## The request
What follows is a block of records; restate each one word for word.

[Data records]
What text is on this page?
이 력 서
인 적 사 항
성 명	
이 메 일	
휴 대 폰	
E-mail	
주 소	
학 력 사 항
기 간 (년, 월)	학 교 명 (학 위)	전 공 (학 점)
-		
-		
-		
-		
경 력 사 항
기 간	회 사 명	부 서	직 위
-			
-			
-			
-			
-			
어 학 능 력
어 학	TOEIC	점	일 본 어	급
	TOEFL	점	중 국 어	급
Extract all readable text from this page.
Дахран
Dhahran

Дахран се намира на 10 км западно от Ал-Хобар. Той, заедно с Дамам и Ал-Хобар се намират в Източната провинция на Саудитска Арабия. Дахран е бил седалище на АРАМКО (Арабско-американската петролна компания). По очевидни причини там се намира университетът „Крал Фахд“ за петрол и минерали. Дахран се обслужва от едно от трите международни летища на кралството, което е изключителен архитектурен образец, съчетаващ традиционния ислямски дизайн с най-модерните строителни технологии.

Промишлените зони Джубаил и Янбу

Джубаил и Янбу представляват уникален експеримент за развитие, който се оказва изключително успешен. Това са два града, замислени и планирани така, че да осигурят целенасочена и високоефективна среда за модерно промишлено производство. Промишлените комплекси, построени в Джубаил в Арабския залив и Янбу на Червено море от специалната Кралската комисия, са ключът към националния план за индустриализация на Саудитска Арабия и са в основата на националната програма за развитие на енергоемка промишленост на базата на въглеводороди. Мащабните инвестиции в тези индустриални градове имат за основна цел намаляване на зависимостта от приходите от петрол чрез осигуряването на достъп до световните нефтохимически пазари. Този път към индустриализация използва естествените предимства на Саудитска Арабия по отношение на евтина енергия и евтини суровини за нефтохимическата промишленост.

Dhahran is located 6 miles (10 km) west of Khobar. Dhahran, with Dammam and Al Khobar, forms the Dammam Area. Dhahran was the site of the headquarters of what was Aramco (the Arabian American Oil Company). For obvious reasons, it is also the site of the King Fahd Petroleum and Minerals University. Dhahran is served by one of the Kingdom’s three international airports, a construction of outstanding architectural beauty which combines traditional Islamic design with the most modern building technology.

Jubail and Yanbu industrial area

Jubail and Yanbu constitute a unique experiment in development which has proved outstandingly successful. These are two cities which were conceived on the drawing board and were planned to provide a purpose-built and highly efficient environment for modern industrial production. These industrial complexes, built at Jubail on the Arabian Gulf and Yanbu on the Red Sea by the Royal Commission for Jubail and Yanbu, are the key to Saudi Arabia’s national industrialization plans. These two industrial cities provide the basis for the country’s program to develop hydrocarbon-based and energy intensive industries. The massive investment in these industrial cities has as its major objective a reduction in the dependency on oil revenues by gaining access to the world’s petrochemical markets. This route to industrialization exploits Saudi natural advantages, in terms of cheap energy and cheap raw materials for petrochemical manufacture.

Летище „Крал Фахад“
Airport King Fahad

## Written reply
What text is on this page?
이 력 서
인 적 사 항
성 명	
이 메 일	
휴 대 폰	
E-mail	
주 소	
학 력 사 항
기 간 (년, 월)	학 교 명 (학 위)	전 공 (학 점)
-		
-		
-		
-		
경 력 사 항
기 간	회 사 명	부 서	직 위
-			
-			
-			
-			
-			
어 학 능 력
어 학	TOEIC	점	일 본 어	급
	TOEFL	점	중 국 어	급
Extract all readable text from this page.
Дахран
Dhahran

Дахран се намира на 10 км западно от Ал-Хобар. Той, заедно с Дамам и Ал-Хобар се намират в Източната провинция на Саудитска Арабия. Дахран е бил седалище на АРАМКО (Арабско-американската петролна компания). По очевидни причини там се намира университетът „Крал Фахд“ за петрол и минерали. Дахран се обслужва от едно от трите международни летища на кралството, което е изключителен архитектурен образец, съчетаващ традиционния ислямски дизайн с най-модерните строителни технологии.

Промишлените зони Джубаил и Янбу

Джубаил и Янбу представляват уникален експеримент за развитие, който се оказва изключително успешен. Това са два града, замислени и планирани така, че да осигурят целенасочена и високоефективна среда за модерно промишлено производство. Промишлените комплекси, построени в Джубаил в Арабския залив и Янбу на Червено море от специалната Кралската комисия, са ключът към националния план за индустриализация на Саудитска Арабия и са в основата на националната програма за развитие на енергоемка промишленост на базата на въглеводороди. Мащабните инвестиции в тези индустриални градове имат за основна цел намаляване на зависимостта от приходите от петрол чрез осигуряването на достъп до световните нефтохимически пазари. Този път към индустриализация използва естествените предимства на Саудитска Арабия по отношение на евтина енергия и евтини суровини за нефтохимическата промишленост.

Dhahran is located 6 miles (10 km) west of Khobar. Dhahran, with Dammam and Al Khobar, forms the Dammam Area. Dhahran was the site of the headquarters of what was Aramco (the Arabian American Oil Company). For obvious reasons, it is also the site of the King Fahd Petroleum and Minerals University. Dhahran is served by one of the Kingdom’s three international airports, a construction of outstanding architectural beauty which combines traditional Islamic design with the most modern building technology.

Jubail and Yanbu industrial area

Jubail and Yanbu constitute a unique experiment in development which has proved outstandingly successful. These are two cities which were conceived on the drawing board and were planned to provide a purpose-built and highly efficient environment for modern industrial production. These industrial complexes, built at Jubail on the Arabian Gulf and Yanbu on the Red Sea by the Royal Commission for Jubail and Yanbu, are the key to Saudi Arabia’s national industrialization plans. These two industrial cities provide the basis for the country’s program to develop hydrocarbon-based and energy intensive industries. The massive investment in these industrial cities has as its major objective a reduction in the dependency on oil revenues by gaining access to the world’s petrochemical markets. This route to industrialization exploits Saudi natural advantages, in terms of cheap energy and cheap raw materials for petrochemical manufacture.

Летище „Крал Фахад“
Airport King Fahad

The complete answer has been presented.